● **Task to complete**: Please update the entries below by swapping "soldier-figure" for "infantry-figure" wherever it occurs, changing nothing else, and leave the pictures out of your answer.

● **Data supplied**:
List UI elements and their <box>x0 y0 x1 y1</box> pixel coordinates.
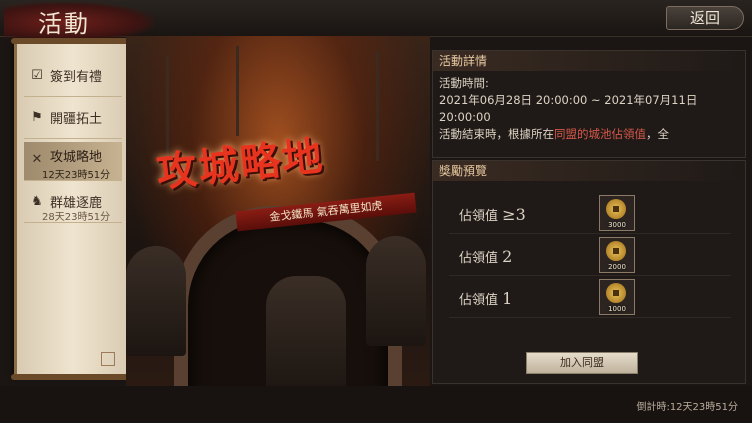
coin-icon <box>606 241 626 261</box>
sidebar-item-label: 開疆拓土 <box>50 112 103 127</box>
soldier-figure <box>266 276 346 386</box>
banner-flagpole <box>236 46 239 136</box>
details-heading: 活動詳情 <box>433 51 745 71</box>
details-panel: 活動詳情 活動時間: 2021年06月28日 20:00:00 ~ 2021年0… <box>432 50 746 158</box>
checklist-icon: ☑ <box>31 68 43 83</box>
reward-item[interactable]: 3000 <box>599 195 635 231</box>
join-alliance-button[interactable]: 加入同盟 <box>526 352 638 374</box>
reward-threshold: 2 <box>502 247 513 266</box>
reward-row: 佔領值 ≥3 3000 <box>449 195 731 234</box>
reward-label-text: 佔領值 <box>459 251 499 266</box>
banner-title: 攻城略地 <box>154 132 327 197</box>
reward-count: 1000 <box>608 305 626 313</box>
description-highlight: 同盟的城池佔領值 <box>554 127 646 141</box>
reward-item[interactable]: 1000 <box>599 279 635 315</box>
reward-label-text: 佔領值 <box>459 293 499 308</box>
description-text: 活動結束時，根據所在 <box>439 127 554 141</box>
time-end: 20:00:00 <box>439 110 491 124</box>
coin-icon <box>606 283 626 303</box>
description: 活動結束時，根據所在同盟的城池佔領值，全 <box>439 126 739 143</box>
reward-threshold: 1 <box>502 289 513 308</box>
back-button[interactable]: 返回 <box>666 6 744 30</box>
reward-label: 佔領值 2 <box>459 247 512 266</box>
rewards-heading: 獎勵預覽 <box>433 161 745 181</box>
activity-sidebar: ☑ 簽到有禮 ⚑ 開疆拓土 ✕ 攻城略地 12天23時51分 ♞ 群雄逐鹿 28… <box>11 38 135 380</box>
soldier-figure <box>126 246 186 356</box>
flag-icon: ⚑ <box>31 110 43 125</box>
reward-label: 佔領值 ≥3 <box>459 205 526 224</box>
reward-threshold: ≥3 <box>502 205 526 224</box>
crossed-swords-icon: ✕ <box>31 152 43 167</box>
event-banner: 攻城略地 金戈鐵馬 氣吞萬里如虎 <box>126 36 430 386</box>
sidebar-item-label: 簽到有禮 <box>50 70 103 85</box>
sidebar-item-checkin[interactable]: ☑ 簽到有禮 <box>24 58 122 97</box>
coin-icon <box>606 199 626 219</box>
reward-row: 佔領值 2 2000 <box>449 237 731 276</box>
seal-stamp <box>101 352 115 366</box>
sidebar-item-siege[interactable]: ✕ 攻城略地 12天23時51分 <box>24 142 122 181</box>
time-range: 2021年06月28日 20:00:00 ~ 2021年07月11日 <box>439 93 698 107</box>
sidebar-item-label: 攻城略地 <box>50 150 103 165</box>
reward-label: 佔領值 1 <box>459 289 512 308</box>
top-bar: 活動 返回 <box>0 0 752 42</box>
sidebar-item-timer: 28天23時51分 <box>42 212 111 223</box>
reward-row: 佔領值 1 1000 <box>449 279 731 318</box>
countdown-timer: 倒計時:12天23時51分 <box>636 402 738 413</box>
reward-label-text: 佔領值 <box>459 209 499 224</box>
banner-flagpole <box>376 51 379 161</box>
description-text: ，全 <box>646 127 669 141</box>
page-title: 活動 <box>38 10 90 38</box>
sidebar-item-heroes[interactable]: ♞ 群雄逐鹿 28天23時51分 <box>24 184 122 223</box>
time-label: 活動時間: <box>439 76 489 90</box>
reward-item[interactable]: 2000 <box>599 237 635 273</box>
deer-icon: ♞ <box>31 194 43 209</box>
soldier-figure <box>366 236 426 346</box>
reward-count: 3000 <box>608 221 626 229</box>
reward-count: 2000 <box>608 263 626 271</box>
sidebar-item-timer: 12天23時51分 <box>42 170 111 181</box>
rewards-panel: 獎勵預覽 佔領值 ≥3 3000 佔領值 2 2000 佔領值 1 1000 <box>432 160 746 384</box>
details-body: 活動時間: 2021年06月28日 20:00:00 ~ 2021年07月11日… <box>433 71 745 147</box>
sidebar-item-expand[interactable]: ⚑ 開疆拓土 <box>24 100 122 139</box>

● **Completed task**:
List UI elements and their <box>x0 y0 x1 y1</box> pixel coordinates.
coin-icon <box>606 241 626 261</box>
sidebar-item-label: 開疆拓土 <box>50 112 103 127</box>
infantry-figure <box>266 276 346 386</box>
banner-flagpole <box>236 46 239 136</box>
details-heading: 活動詳情 <box>433 51 745 71</box>
details-panel: 活動詳情 活動時間: 2021年06月28日 20:00:00 ~ 2021年0… <box>432 50 746 158</box>
checklist-icon: ☑ <box>31 68 43 83</box>
reward-item[interactable]: 3000 <box>599 195 635 231</box>
join-alliance-button[interactable]: 加入同盟 <box>526 352 638 374</box>
reward-threshold: 2 <box>502 247 513 266</box>
reward-row: 佔領值 ≥3 3000 <box>449 195 731 234</box>
reward-label-text: 佔領值 <box>459 251 499 266</box>
banner-title: 攻城略地 <box>154 132 327 197</box>
reward-count: 1000 <box>608 305 626 313</box>
description-highlight: 同盟的城池佔領值 <box>554 127 646 141</box>
reward-item[interactable]: 1000 <box>599 279 635 315</box>
reward-label-text: 佔領值 <box>459 293 499 308</box>
description-text: 活動結束時，根據所在 <box>439 127 554 141</box>
time-end: 20:00:00 <box>439 110 491 124</box>
coin-icon <box>606 283 626 303</box>
description: 活動結束時，根據所在同盟的城池佔領值，全 <box>439 126 739 143</box>
reward-threshold: 1 <box>502 289 513 308</box>
back-button[interactable]: 返回 <box>666 6 744 30</box>
reward-label: 佔領值 2 <box>459 247 512 266</box>
rewards-heading: 獎勵預覽 <box>433 161 745 181</box>
activity-sidebar: ☑ 簽到有禮 ⚑ 開疆拓土 ✕ 攻城略地 12天23時51分 ♞ 群雄逐鹿 28… <box>11 38 135 380</box>
infantry-figure <box>126 246 186 356</box>
flag-icon: ⚑ <box>31 110 43 125</box>
reward-label: 佔領值 ≥3 <box>459 205 526 224</box>
reward-threshold: ≥3 <box>502 205 526 224</box>
crossed-swords-icon: ✕ <box>31 152 43 167</box>
event-banner: 攻城略地 金戈鐵馬 氣吞萬里如虎 <box>126 36 430 386</box>
sidebar-item-label: 簽到有禮 <box>50 70 103 85</box>
sidebar-item-checkin[interactable]: ☑ 簽到有禮 <box>24 58 122 97</box>
coin-icon <box>606 199 626 219</box>
reward-row: 佔領值 2 2000 <box>449 237 731 276</box>
seal-stamp <box>101 352 115 366</box>
sidebar-item-siege[interactable]: ✕ 攻城略地 12天23時51分 <box>24 142 122 181</box>
time-range: 2021年06月28日 20:00:00 ~ 2021年07月11日 <box>439 93 698 107</box>
sidebar-item-label: 攻城略地 <box>50 150 103 165</box>
reward-label: 佔領值 1 <box>459 289 512 308</box>
top-bar: 活動 返回 <box>0 0 752 42</box>
sidebar-item-timer: 28天23時51分 <box>42 212 111 223</box>
reward-row: 佔領值 1 1000 <box>449 279 731 318</box>
countdown-timer: 倒計時:12天23時51分 <box>636 402 738 413</box>
reward-label-text: 佔領值 <box>459 209 499 224</box>
banner-flagpole <box>376 51 379 161</box>
description-text: ，全 <box>646 127 669 141</box>
page-title: 活動 <box>38 10 90 38</box>
sidebar-item-heroes[interactable]: ♞ 群雄逐鹿 28天23時51分 <box>24 184 122 223</box>
time-label: 活動時間: <box>439 76 489 90</box>
reward-item[interactable]: 2000 <box>599 237 635 273</box>
deer-icon: ♞ <box>31 194 43 209</box>
infantry-figure <box>366 236 426 346</box>
reward-count: 3000 <box>608 221 626 229</box>
reward-count: 2000 <box>608 263 626 271</box>
sidebar-item-timer: 12天23時51分 <box>42 170 111 181</box>
rewards-panel: 獎勵預覽 佔領值 ≥3 3000 佔領值 2 2000 佔領值 1 1000 <box>432 160 746 384</box>
details-body: 活動時間: 2021年06月28日 20:00:00 ~ 2021年07月11日… <box>433 71 745 147</box>
sidebar-item-expand[interactable]: ⚑ 開疆拓土 <box>24 100 122 139</box>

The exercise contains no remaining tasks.